start Dataset excerpts

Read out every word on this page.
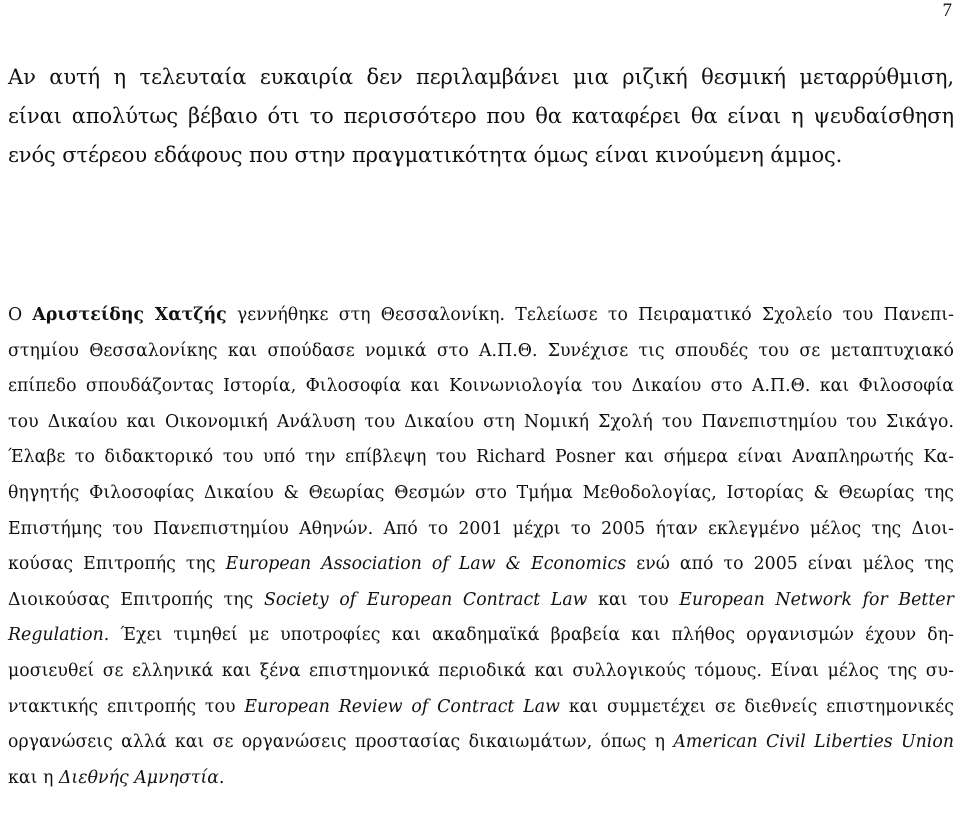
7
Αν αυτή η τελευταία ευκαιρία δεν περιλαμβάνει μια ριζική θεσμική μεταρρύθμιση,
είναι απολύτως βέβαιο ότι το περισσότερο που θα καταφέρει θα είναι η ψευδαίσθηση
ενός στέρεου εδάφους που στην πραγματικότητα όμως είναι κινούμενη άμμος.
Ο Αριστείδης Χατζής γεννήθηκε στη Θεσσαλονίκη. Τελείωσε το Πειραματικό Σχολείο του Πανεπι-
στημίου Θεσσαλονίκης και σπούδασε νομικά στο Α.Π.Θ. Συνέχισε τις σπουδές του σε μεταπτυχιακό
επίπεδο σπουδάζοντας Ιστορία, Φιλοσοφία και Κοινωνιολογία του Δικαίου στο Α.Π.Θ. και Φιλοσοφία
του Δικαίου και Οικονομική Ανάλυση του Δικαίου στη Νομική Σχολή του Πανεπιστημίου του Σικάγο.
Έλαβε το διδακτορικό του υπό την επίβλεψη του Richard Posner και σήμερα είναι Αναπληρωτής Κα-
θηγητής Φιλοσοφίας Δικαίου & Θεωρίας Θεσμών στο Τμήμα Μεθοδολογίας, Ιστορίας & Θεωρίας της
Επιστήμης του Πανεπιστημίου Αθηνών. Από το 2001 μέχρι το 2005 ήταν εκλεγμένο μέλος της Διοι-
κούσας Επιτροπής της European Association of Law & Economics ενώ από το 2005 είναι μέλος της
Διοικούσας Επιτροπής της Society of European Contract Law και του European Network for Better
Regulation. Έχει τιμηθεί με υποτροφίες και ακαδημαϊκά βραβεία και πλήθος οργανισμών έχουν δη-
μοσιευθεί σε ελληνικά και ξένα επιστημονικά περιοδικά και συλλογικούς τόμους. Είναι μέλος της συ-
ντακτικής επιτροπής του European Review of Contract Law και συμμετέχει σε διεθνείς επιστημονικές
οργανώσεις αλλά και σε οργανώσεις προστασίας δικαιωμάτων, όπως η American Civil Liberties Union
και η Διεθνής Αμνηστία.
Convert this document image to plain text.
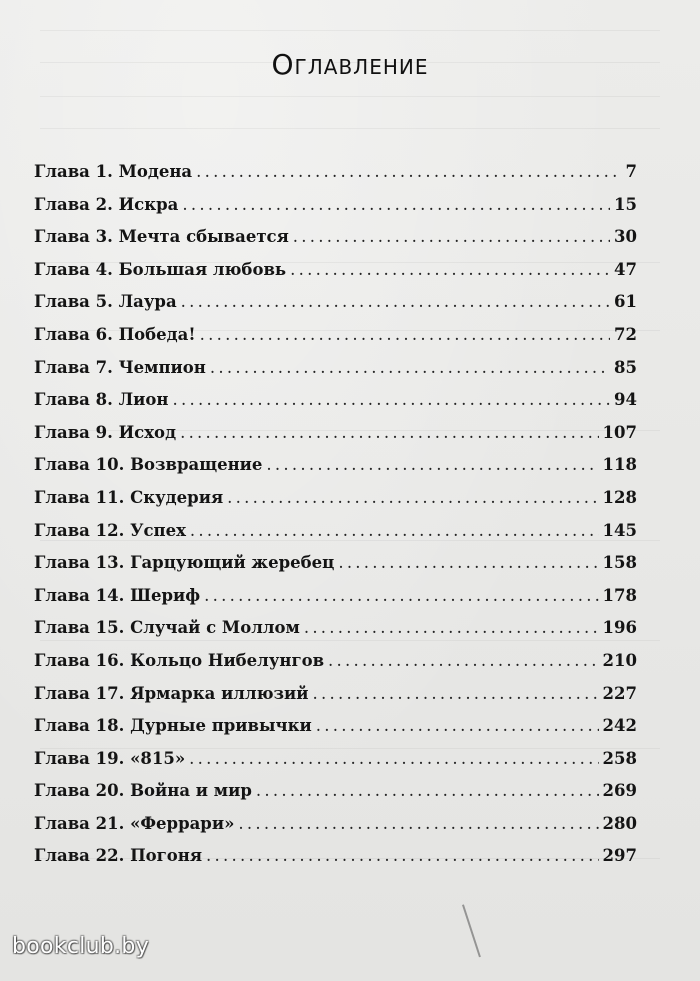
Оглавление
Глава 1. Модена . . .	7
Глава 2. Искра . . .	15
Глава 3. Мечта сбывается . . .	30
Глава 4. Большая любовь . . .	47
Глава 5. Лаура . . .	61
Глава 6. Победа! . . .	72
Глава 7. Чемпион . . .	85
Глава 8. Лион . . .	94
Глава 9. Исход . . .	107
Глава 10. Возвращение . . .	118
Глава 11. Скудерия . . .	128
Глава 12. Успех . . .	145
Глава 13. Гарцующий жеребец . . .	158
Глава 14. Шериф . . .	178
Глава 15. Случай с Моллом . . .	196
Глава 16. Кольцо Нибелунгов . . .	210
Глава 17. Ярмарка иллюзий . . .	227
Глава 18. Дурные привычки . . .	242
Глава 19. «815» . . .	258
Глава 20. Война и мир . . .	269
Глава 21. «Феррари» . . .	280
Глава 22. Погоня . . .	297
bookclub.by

end Dataset excerpts

What is needed. Leave out the pictures and transcribe everything else exactly.

Output of the task.
Read out every word on this page.
7
Αν αυτή η τελευταία ευκαιρία δεν περιλαμβάνει μια ριζική θεσμική μεταρρύθμιση,
είναι απολύτως βέβαιο ότι το περισσότερο που θα καταφέρει θα είναι η ψευδαίσθηση
ενός στέρεου εδάφους που στην πραγματικότητα όμως είναι κινούμενη άμμος.
Ο Αριστείδης Χατζής γεννήθηκε στη Θεσσαλονίκη. Τελείωσε το Πειραματικό Σχολείο του Πανεπι-
στημίου Θεσσαλονίκης και σπούδασε νομικά στο Α.Π.Θ. Συνέχισε τις σπουδές του σε μεταπτυχιακό
επίπεδο σπουδάζοντας Ιστορία, Φιλοσοφία και Κοινωνιολογία του Δικαίου στο Α.Π.Θ. και Φιλοσοφία
του Δικαίου και Οικονομική Ανάλυση του Δικαίου στη Νομική Σχολή του Πανεπιστημίου του Σικάγο.
Έλαβε το διδακτορικό του υπό την επίβλεψη του Richard Posner και σήμερα είναι Αναπληρωτής Κα-
θηγητής Φιλοσοφίας Δικαίου & Θεωρίας Θεσμών στο Τμήμα Μεθοδολογίας, Ιστορίας & Θεωρίας της
Επιστήμης του Πανεπιστημίου Αθηνών. Από το 2001 μέχρι το 2005 ήταν εκλεγμένο μέλος της Διοι-
κούσας Επιτροπής της European Association of Law & Economics ενώ από το 2005 είναι μέλος της
Διοικούσας Επιτροπής της Society of European Contract Law και του European Network for Better
Regulation. Έχει τιμηθεί με υποτροφίες και ακαδημαϊκά βραβεία και πλήθος οργανισμών έχουν δη-
μοσιευθεί σε ελληνικά και ξένα επιστημονικά περιοδικά και συλλογικούς τόμους. Είναι μέλος της συ-
ντακτικής επιτροπής του European Review of Contract Law και συμμετέχει σε διεθνείς επιστημονικές
οργανώσεις αλλά και σε οργανώσεις προστασίας δικαιωμάτων, όπως η American Civil Liberties Union
και η Διεθνής Αμνηστία.
Convert this document image to plain text.
Оглавление
Глава 1. Модена . . .	7
Глава 2. Искра . . .	15
Глава 3. Мечта сбывается . . .	30
Глава 4. Большая любовь . . .	47
Глава 5. Лаура . . .	61
Глава 6. Победа! . . .	72
Глава 7. Чемпион . . .	85
Глава 8. Лион . . .	94
Глава 9. Исход . . .	107
Глава 10. Возвращение . . .	118
Глава 11. Скудерия . . .	128
Глава 12. Успех . . .	145
Глава 13. Гарцующий жеребец . . .	158
Глава 14. Шериф . . .	178
Глава 15. Случай с Моллом . . .	196
Глава 16. Кольцо Нибелунгов . . .	210
Глава 17. Ярмарка иллюзий . . .	227
Глава 18. Дурные привычки . . .	242
Глава 19. «815» . . .	258
Глава 20. Война и мир . . .	269
Глава 21. «Феррари» . . .	280
Глава 22. Погоня . . .	297
bookclub.by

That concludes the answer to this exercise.